• _What you have to do_
Copy the material that follows word for word and omit its pictures.

Dataset items:
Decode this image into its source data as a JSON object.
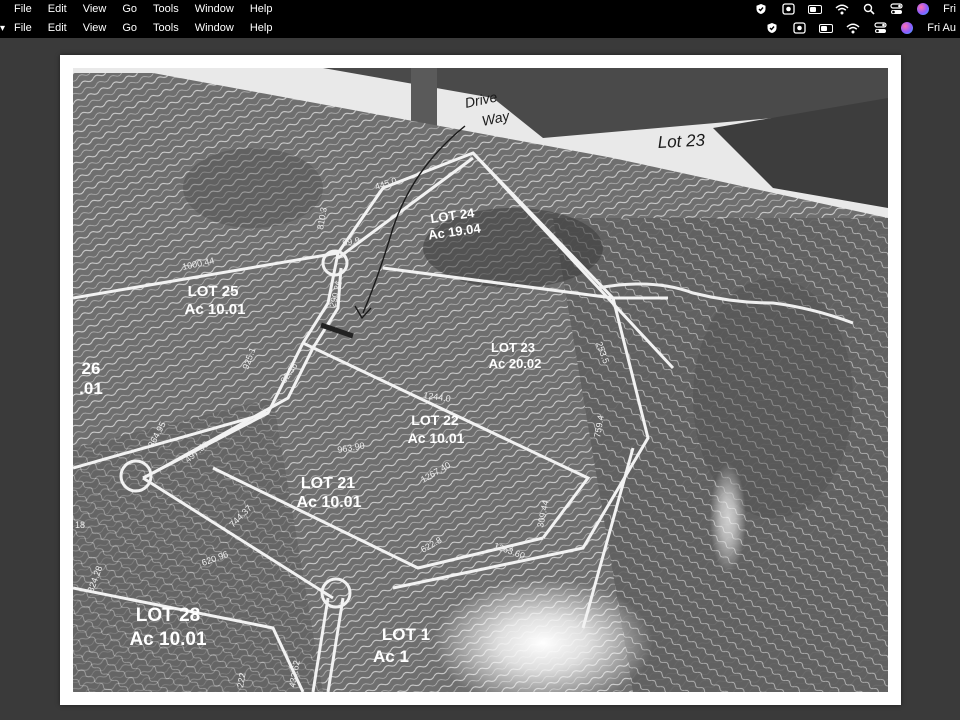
{
  "menubar_top": {
    "items": [
      "File",
      "Edit",
      "View",
      "Go",
      "Tools",
      "Window",
      "Help"
    ],
    "clock": "Fri"
  },
  "menubar_second": {
    "items": [
      "File",
      "Edit",
      "View",
      "Go",
      "Tools",
      "Window",
      "Help"
    ],
    "clock": "Fri Au"
  },
  "status_icons": [
    "shield-icon",
    "screen-record-icon",
    "battery-icon",
    "wifi-icon",
    "search-icon",
    "control-center-icon",
    "siri-icon"
  ],
  "map": {
    "lots": [
      {
        "lot": "LOT 24",
        "area": "Ac 19.04"
      },
      {
        "lot": "LOT 25",
        "area": "Ac 10.01"
      },
      {
        "lot": "LOT 23",
        "area": "Ac 20.02"
      },
      {
        "lot": "26",
        "area": ".01"
      },
      {
        "lot": "LOT 22",
        "area": "Ac 10.01"
      },
      {
        "lot": "LOT 21",
        "area": "Ac 10.01"
      },
      {
        "lot": "LOT 28",
        "area": "Ac 10.01"
      },
      {
        "lot": "LOT 1",
        "area": "Ac 1"
      }
    ],
    "dimensions": [
      "445.0",
      "99.9",
      "290.36",
      "1000.44",
      "810.3",
      "925.1",
      "82.36",
      "1244.0",
      "364.95",
      "497.50",
      "963.90",
      "1267.40",
      "744.37",
      "620.96",
      "622.8",
      "1263.60",
      "309.44",
      "432.62",
      "222",
      "324.28",
      "759.4",
      "253.5",
      "18"
    ],
    "handwritten": {
      "drive_way_line1": "Drive",
      "drive_way_line2": "Way",
      "lot_note": "Lot 23"
    }
  }
}
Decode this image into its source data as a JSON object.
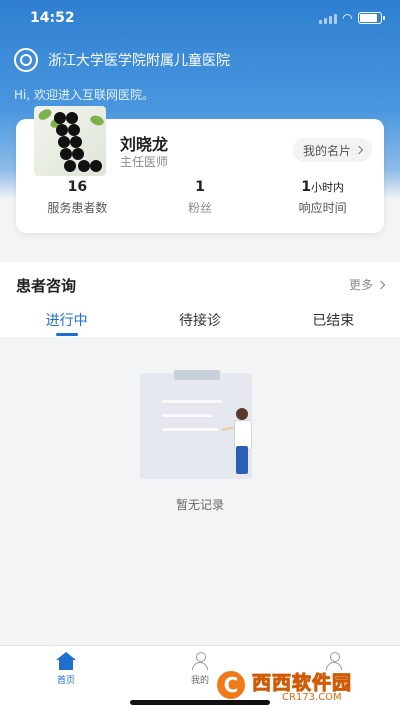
{
  "status_bar": {
    "time": "14:52"
  },
  "header": {
    "hospital_name": "浙江大学医学院附属儿童医院",
    "welcome": "Hi, 欢迎进入互联网医院。"
  },
  "profile": {
    "name": "刘晓龙",
    "title": "主任医师",
    "card_button": "我的名片",
    "stats": [
      {
        "value": "16",
        "unit": "",
        "label": "服务患者数"
      },
      {
        "value": "1",
        "unit": "",
        "label": "粉丝"
      },
      {
        "value": "1",
        "unit": "小时内",
        "label": "响应时间"
      }
    ]
  },
  "consult": {
    "title": "患者咨询",
    "more": "更多",
    "tabs": [
      "进行中",
      "待接诊",
      "已结束"
    ],
    "active_tab": 0,
    "empty_text": "暂无记录"
  },
  "tab_bar": {
    "items": [
      {
        "label": "首页",
        "icon": "home-icon",
        "active": true
      },
      {
        "label": "我的",
        "icon": "person-icon",
        "active": false
      }
    ]
  },
  "watermark": {
    "main": "西西软件园",
    "sub": "CR173.COM",
    "logo": "C"
  },
  "colors": {
    "primary": "#1f6fd1",
    "header": "#2e7fd1"
  }
}
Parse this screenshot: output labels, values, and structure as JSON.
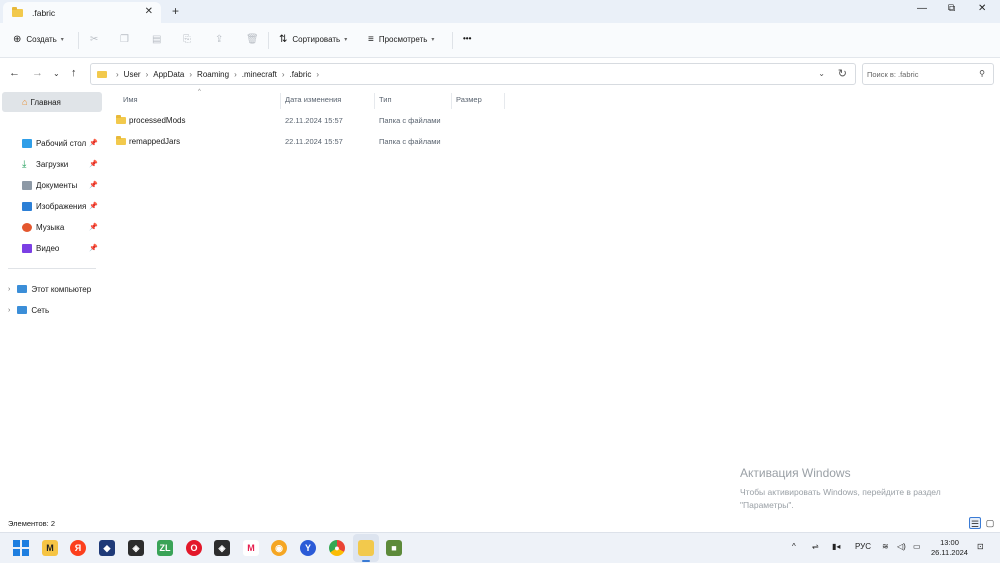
{
  "window": {
    "tab_title": ".fabric",
    "tab_close": "✕",
    "new_tab": "+",
    "minimize": "—",
    "maximize": "⧉",
    "close": "✕"
  },
  "toolbar": {
    "create_label": "Создать",
    "sort_label": "Сортировать",
    "view_label": "Просмотреть",
    "more_label": "•••"
  },
  "address": {
    "breadcrumbs": [
      "User",
      "AppData",
      "Roaming",
      ".minecraft",
      ".fabric"
    ],
    "search_placeholder": "Поиск в: .fabric"
  },
  "sidebar": {
    "home_label": "Главная",
    "quick_access": [
      {
        "label": "Рабочий стол",
        "icon": "desktop-icon",
        "color": "#2f9ee8"
      },
      {
        "label": "Загрузки",
        "icon": "download-icon",
        "color": "#1e9e5a"
      },
      {
        "label": "Документы",
        "icon": "documents-icon",
        "color": "#8d99a6"
      },
      {
        "label": "Изображения",
        "icon": "pictures-icon",
        "color": "#2c7fd6"
      },
      {
        "label": "Музыка",
        "icon": "music-icon",
        "color": "#e4572e"
      },
      {
        "label": "Видео",
        "icon": "videos-icon",
        "color": "#7b3fe4"
      }
    ],
    "tree": [
      {
        "label": "Этот компьютер",
        "icon": "this-pc-icon"
      },
      {
        "label": "Сеть",
        "icon": "network-icon"
      }
    ]
  },
  "columns": {
    "name": "Имя",
    "date": "Дата изменения",
    "type": "Тип",
    "size": "Размер"
  },
  "files": [
    {
      "name": "processedMods",
      "date": "22.11.2024 15:57",
      "type": "Папка с файлами"
    },
    {
      "name": "remappedJars",
      "date": "22.11.2024 15:57",
      "type": "Папка с файлами"
    }
  ],
  "watermark": {
    "title": "Активация Windows",
    "line1": "Чтобы активировать Windows, перейдите в раздел",
    "line2": "\"Параметры\"."
  },
  "statusbar": {
    "count": "Элементов: 2"
  },
  "taskbar": {
    "lang": "РУС",
    "time": "13:00",
    "date": "26.11.2024"
  },
  "colors": {
    "accent": "#3a7bd5",
    "folder": "#f2c94c"
  }
}
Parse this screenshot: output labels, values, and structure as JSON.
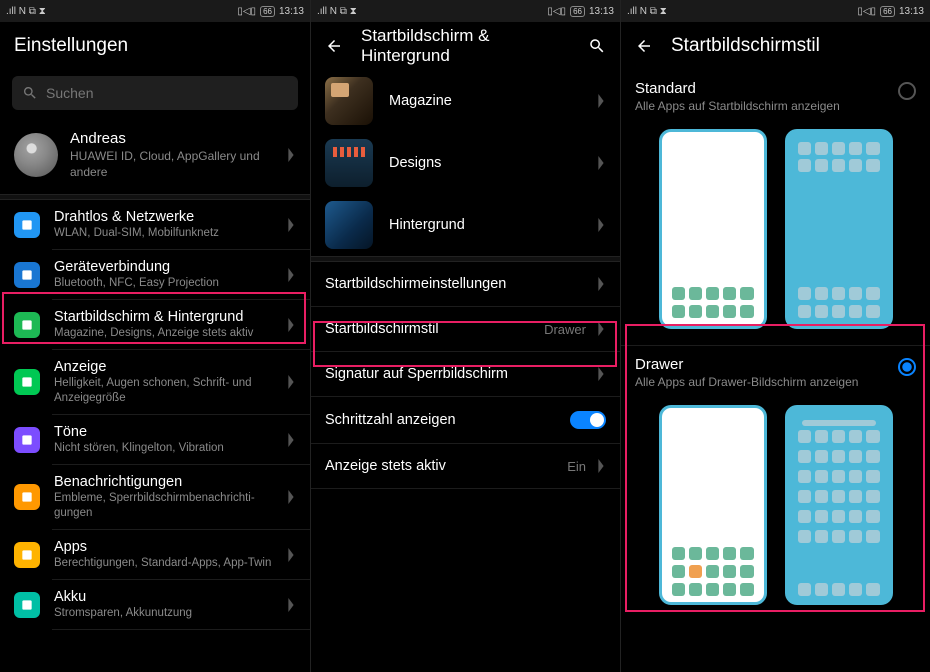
{
  "status": {
    "left": ".ıll   N ⧉ ⧗",
    "vibrate": "▯◁▯",
    "battery": "66",
    "time": "13:13"
  },
  "p1": {
    "title": "Einstellungen",
    "search_placeholder": "Suchen",
    "profile": {
      "name": "Andreas",
      "sub": "HUAWEI ID, Cloud, AppGallery und andere"
    },
    "items": [
      {
        "title": "Drahtlos & Netzwerke",
        "sub": "WLAN, Dual-SIM, Mobilfunknetz",
        "color": "#2196f3"
      },
      {
        "title": "Geräteverbindung",
        "sub": "Bluetooth, NFC, Easy Projection",
        "color": "#1976d2"
      },
      {
        "title": "Startbildschirm & Hintergrund",
        "sub": "Magazine, Designs, Anzeige stets aktiv",
        "color": "#1db954"
      },
      {
        "title": "Anzeige",
        "sub": "Helligkeit, Augen schonen, Schrift- und Anzeigegröße",
        "color": "#00c853"
      },
      {
        "title": "Töne",
        "sub": "Nicht stören, Klingelton, Vibration",
        "color": "#7c4dff"
      },
      {
        "title": "Benachrichtigungen",
        "sub": "Embleme, Sperrbildschirmbenachrichti-gungen",
        "color": "#ff9800"
      },
      {
        "title": "Apps",
        "sub": "Berechtigungen, Standard-Apps, App-Twin",
        "color": "#ffb300"
      },
      {
        "title": "Akku",
        "sub": "Stromsparen, Akkunutzung",
        "color": "#00bfa5"
      }
    ]
  },
  "p2": {
    "title": "Startbildschirm & Hintergrund",
    "thumbs": [
      {
        "label": "Magazine"
      },
      {
        "label": "Designs"
      },
      {
        "label": "Hintergrund"
      }
    ],
    "rows": [
      {
        "label": "Startbildschirmeinstellungen",
        "val": ""
      },
      {
        "label": "Startbildschirmstil",
        "val": "Drawer"
      },
      {
        "label": "Signatur auf Sperrbildschirm",
        "val": ""
      },
      {
        "label": "Schrittzahl anzeigen",
        "val": "__toggle"
      },
      {
        "label": "Anzeige stets aktiv",
        "val": "Ein"
      }
    ]
  },
  "p3": {
    "title": "Startbildschirmstil",
    "opts": [
      {
        "title": "Standard",
        "sub": "Alle Apps auf Startbildschirm anzeigen",
        "selected": false
      },
      {
        "title": "Drawer",
        "sub": "Alle Apps auf Drawer-Bildschirm anzeigen",
        "selected": true
      }
    ]
  }
}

• _Reply to the exercise_
Decode this image into its source data as a JSON object.
{
  "menubar_top": {
    "items": [
      "File",
      "Edit",
      "View",
      "Go",
      "Tools",
      "Window",
      "Help"
    ],
    "clock": "Fri"
  },
  "menubar_second": {
    "items": [
      "File",
      "Edit",
      "View",
      "Go",
      "Tools",
      "Window",
      "Help"
    ],
    "clock": "Fri Au"
  },
  "status_icons": [
    "shield-icon",
    "screen-record-icon",
    "battery-icon",
    "wifi-icon",
    "search-icon",
    "control-center-icon",
    "siri-icon"
  ],
  "map": {
    "lots": [
      {
        "lot": "LOT 24",
        "area": "Ac 19.04"
      },
      {
        "lot": "LOT 25",
        "area": "Ac 10.01"
      },
      {
        "lot": "LOT 23",
        "area": "Ac 20.02"
      },
      {
        "lot": "26",
        "area": ".01"
      },
      {
        "lot": "LOT 22",
        "area": "Ac 10.01"
      },
      {
        "lot": "LOT 21",
        "area": "Ac 10.01"
      },
      {
        "lot": "LOT 28",
        "area": "Ac 10.01"
      },
      {
        "lot": "LOT 1",
        "area": "Ac 1"
      }
    ],
    "dimensions": [
      "445.0",
      "99.9",
      "290.36",
      "1000.44",
      "810.3",
      "925.1",
      "82.36",
      "1244.0",
      "364.95",
      "497.50",
      "963.90",
      "1267.40",
      "744.37",
      "620.96",
      "622.8",
      "1263.60",
      "309.44",
      "432.62",
      "222",
      "324.28",
      "759.4",
      "253.5",
      "18"
    ],
    "handwritten": {
      "drive_way_line1": "Drive",
      "drive_way_line2": "Way",
      "lot_note": "Lot 23"
    }
  }
}
Decode this image into its source data as a JSON object.
{
  "status_bar": {
    "time": "14:52"
  },
  "header": {
    "hospital_name": "浙江大学医学院附属儿童医院",
    "welcome": "Hi, 欢迎进入互联网医院。"
  },
  "profile": {
    "name": "刘晓龙",
    "title": "主任医师",
    "card_button": "我的名片",
    "stats": [
      {
        "value": "16",
        "unit": "",
        "label": "服务患者数"
      },
      {
        "value": "1",
        "unit": "",
        "label": "粉丝"
      },
      {
        "value": "1",
        "unit": "小时内",
        "label": "响应时间"
      }
    ]
  },
  "consult": {
    "title": "患者咨询",
    "more": "更多",
    "tabs": [
      "进行中",
      "待接诊",
      "已结束"
    ],
    "active_tab": 0,
    "empty_text": "暂无记录"
  },
  "tab_bar": {
    "items": [
      {
        "label": "首页",
        "icon": "home-icon",
        "active": true
      },
      {
        "label": "我的",
        "icon": "person-icon",
        "active": false
      }
    ]
  },
  "watermark": {
    "main": "西西软件园",
    "sub": "CR173.COM",
    "logo": "C"
  },
  "colors": {
    "primary": "#1f6fd1",
    "header": "#2e7fd1"
  }
}
Parse this screenshot: output labels, values, and structure as JSON.
{
  "window": {
    "tab_title": ".fabric",
    "tab_close": "✕",
    "new_tab": "+",
    "minimize": "—",
    "maximize": "⧉",
    "close": "✕"
  },
  "toolbar": {
    "create_label": "Создать",
    "sort_label": "Сортировать",
    "view_label": "Просмотреть",
    "more_label": "•••"
  },
  "address": {
    "breadcrumbs": [
      "User",
      "AppData",
      "Roaming",
      ".minecraft",
      ".fabric"
    ],
    "search_placeholder": "Поиск в: .fabric"
  },
  "sidebar": {
    "home_label": "Главная",
    "quick_access": [
      {
        "label": "Рабочий стол",
        "icon": "desktop-icon",
        "color": "#2f9ee8"
      },
      {
        "label": "Загрузки",
        "icon": "download-icon",
        "color": "#1e9e5a"
      },
      {
        "label": "Документы",
        "icon": "documents-icon",
        "color": "#8d99a6"
      },
      {
        "label": "Изображения",
        "icon": "pictures-icon",
        "color": "#2c7fd6"
      },
      {
        "label": "Музыка",
        "icon": "music-icon",
        "color": "#e4572e"
      },
      {
        "label": "Видео",
        "icon": "videos-icon",
        "color": "#7b3fe4"
      }
    ],
    "tree": [
      {
        "label": "Этот компьютер",
        "icon": "this-pc-icon"
      },
      {
        "label": "Сеть",
        "icon": "network-icon"
      }
    ]
  },
  "columns": {
    "name": "Имя",
    "date": "Дата изменения",
    "type": "Тип",
    "size": "Размер"
  },
  "files": [
    {
      "name": "processedMods",
      "date": "22.11.2024 15:57",
      "type": "Папка с файлами"
    },
    {
      "name": "remappedJars",
      "date": "22.11.2024 15:57",
      "type": "Папка с файлами"
    }
  ],
  "watermark": {
    "title": "Активация Windows",
    "line1": "Чтобы активировать Windows, перейдите в раздел",
    "line2": "\"Параметры\"."
  },
  "statusbar": {
    "count": "Элементов: 2"
  },
  "taskbar": {
    "lang": "РУС",
    "time": "13:00",
    "date": "26.11.2024"
  },
  "colors": {
    "accent": "#3a7bd5",
    "folder": "#f2c94c"
  }
}
Parse this screenshot: output labels, values, and structure as JSON.
{
  "status": {
    "left": ".ıll   N ⧉ ⧗",
    "vibrate": "▯◁▯",
    "battery": "66",
    "time": "13:13"
  },
  "p1": {
    "title": "Einstellungen",
    "search_placeholder": "Suchen",
    "profile": {
      "name": "Andreas",
      "sub": "HUAWEI ID, Cloud, AppGallery und andere"
    },
    "items": [
      {
        "title": "Drahtlos & Netzwerke",
        "sub": "WLAN, Dual-SIM, Mobilfunknetz",
        "color": "#2196f3"
      },
      {
        "title": "Geräteverbindung",
        "sub": "Bluetooth, NFC, Easy Projection",
        "color": "#1976d2"
      },
      {
        "title": "Startbildschirm & Hintergrund",
        "sub": "Magazine, Designs, Anzeige stets aktiv",
        "color": "#1db954"
      },
      {
        "title": "Anzeige",
        "sub": "Helligkeit, Augen schonen, Schrift- und Anzeigegröße",
        "color": "#00c853"
      },
      {
        "title": "Töne",
        "sub": "Nicht stören, Klingelton, Vibration",
        "color": "#7c4dff"
      },
      {
        "title": "Benachrichtigungen",
        "sub": "Embleme, Sperrbildschirmbenachrichti-gungen",
        "color": "#ff9800"
      },
      {
        "title": "Apps",
        "sub": "Berechtigungen, Standard-Apps, App-Twin",
        "color": "#ffb300"
      },
      {
        "title": "Akku",
        "sub": "Stromsparen, Akkunutzung",
        "color": "#00bfa5"
      }
    ]
  },
  "p2": {
    "title": "Startbildschirm & Hintergrund",
    "thumbs": [
      {
        "label": "Magazine"
      },
      {
        "label": "Designs"
      },
      {
        "label": "Hintergrund"
      }
    ],
    "rows": [
      {
        "label": "Startbildschirmeinstellungen",
        "val": ""
      },
      {
        "label": "Startbildschirmstil",
        "val": "Drawer"
      },
      {
        "label": "Signatur auf Sperrbildschirm",
        "val": ""
      },
      {
        "label": "Schrittzahl anzeigen",
        "val": "__toggle"
      },
      {
        "label": "Anzeige stets aktiv",
        "val": "Ein"
      }
    ]
  },
  "p3": {
    "title": "Startbildschirmstil",
    "opts": [
      {
        "title": "Standard",
        "sub": "Alle Apps auf Startbildschirm anzeigen",
        "selected": false
      },
      {
        "title": "Drawer",
        "sub": "Alle Apps auf Drawer-Bildschirm anzeigen",
        "selected": true
      }
    ]
  }
}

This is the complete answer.